EXERCISE DETAILS:
Look through the material and copy each line holding "центральной".

[BEGIN ENTRIES SHOWN]

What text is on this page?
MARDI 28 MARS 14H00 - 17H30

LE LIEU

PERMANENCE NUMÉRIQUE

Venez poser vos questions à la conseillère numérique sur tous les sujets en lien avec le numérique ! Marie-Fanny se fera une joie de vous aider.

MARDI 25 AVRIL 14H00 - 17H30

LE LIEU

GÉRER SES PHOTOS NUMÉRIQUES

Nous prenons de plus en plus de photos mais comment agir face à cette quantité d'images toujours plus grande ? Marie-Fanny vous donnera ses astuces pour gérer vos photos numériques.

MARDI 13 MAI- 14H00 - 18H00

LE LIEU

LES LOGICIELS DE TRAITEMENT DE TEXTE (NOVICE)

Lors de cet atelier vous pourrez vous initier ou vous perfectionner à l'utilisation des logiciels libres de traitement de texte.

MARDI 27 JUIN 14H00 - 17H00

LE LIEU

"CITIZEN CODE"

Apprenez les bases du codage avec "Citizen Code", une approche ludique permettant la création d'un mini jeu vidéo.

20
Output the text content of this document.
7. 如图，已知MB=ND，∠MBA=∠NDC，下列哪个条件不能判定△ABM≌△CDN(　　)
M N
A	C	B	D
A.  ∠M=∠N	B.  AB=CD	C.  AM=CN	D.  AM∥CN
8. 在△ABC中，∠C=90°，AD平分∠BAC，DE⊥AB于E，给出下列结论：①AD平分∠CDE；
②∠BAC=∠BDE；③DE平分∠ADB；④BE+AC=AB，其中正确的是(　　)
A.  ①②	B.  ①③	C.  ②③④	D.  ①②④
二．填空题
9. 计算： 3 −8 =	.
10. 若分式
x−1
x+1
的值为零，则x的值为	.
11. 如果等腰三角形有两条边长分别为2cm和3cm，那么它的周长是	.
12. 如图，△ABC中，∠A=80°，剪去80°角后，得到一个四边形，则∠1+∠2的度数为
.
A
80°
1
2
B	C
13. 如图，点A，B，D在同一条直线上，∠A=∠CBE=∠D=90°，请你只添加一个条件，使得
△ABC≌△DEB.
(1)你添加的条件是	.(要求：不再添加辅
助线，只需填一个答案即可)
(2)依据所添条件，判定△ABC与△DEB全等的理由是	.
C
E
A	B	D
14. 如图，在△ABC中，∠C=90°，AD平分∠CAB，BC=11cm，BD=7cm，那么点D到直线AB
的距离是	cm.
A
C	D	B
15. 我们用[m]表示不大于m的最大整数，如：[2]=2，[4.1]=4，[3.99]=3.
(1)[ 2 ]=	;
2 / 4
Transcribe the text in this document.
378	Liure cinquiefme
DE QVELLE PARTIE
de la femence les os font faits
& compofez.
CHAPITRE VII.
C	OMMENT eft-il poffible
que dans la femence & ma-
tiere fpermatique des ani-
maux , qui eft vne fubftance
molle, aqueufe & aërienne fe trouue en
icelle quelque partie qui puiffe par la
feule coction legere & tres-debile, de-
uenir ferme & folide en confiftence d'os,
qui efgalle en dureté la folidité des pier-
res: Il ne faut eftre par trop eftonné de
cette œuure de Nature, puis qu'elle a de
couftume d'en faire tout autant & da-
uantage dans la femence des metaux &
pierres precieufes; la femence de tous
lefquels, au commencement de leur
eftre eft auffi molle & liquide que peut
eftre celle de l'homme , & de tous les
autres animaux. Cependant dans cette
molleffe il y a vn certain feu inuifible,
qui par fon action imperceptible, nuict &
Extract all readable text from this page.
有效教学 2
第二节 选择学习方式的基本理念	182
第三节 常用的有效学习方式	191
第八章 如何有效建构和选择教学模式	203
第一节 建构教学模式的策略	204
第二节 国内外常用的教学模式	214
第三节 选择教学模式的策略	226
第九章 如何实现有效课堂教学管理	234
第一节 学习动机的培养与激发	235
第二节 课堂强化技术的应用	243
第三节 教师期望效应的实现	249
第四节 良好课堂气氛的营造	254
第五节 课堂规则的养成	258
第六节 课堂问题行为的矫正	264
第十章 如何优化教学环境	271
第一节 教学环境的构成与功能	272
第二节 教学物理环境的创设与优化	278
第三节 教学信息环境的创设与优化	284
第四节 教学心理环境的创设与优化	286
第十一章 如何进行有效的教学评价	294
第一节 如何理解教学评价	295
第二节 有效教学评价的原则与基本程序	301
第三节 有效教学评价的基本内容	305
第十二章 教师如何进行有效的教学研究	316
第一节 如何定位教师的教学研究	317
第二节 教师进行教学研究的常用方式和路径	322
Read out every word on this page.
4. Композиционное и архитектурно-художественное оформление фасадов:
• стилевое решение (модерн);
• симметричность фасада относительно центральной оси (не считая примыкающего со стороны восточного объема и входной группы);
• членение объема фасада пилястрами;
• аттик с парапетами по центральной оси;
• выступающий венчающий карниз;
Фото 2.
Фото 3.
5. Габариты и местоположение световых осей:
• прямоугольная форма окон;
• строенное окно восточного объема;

[END ENTRIES SHOWN]

ANSWER TO THE TASK:
• симметричность фасада относительно центральной оси (не считая примыкающего со стороны восточного объема и входной группы);
• аттик с парапетами по центральной оси;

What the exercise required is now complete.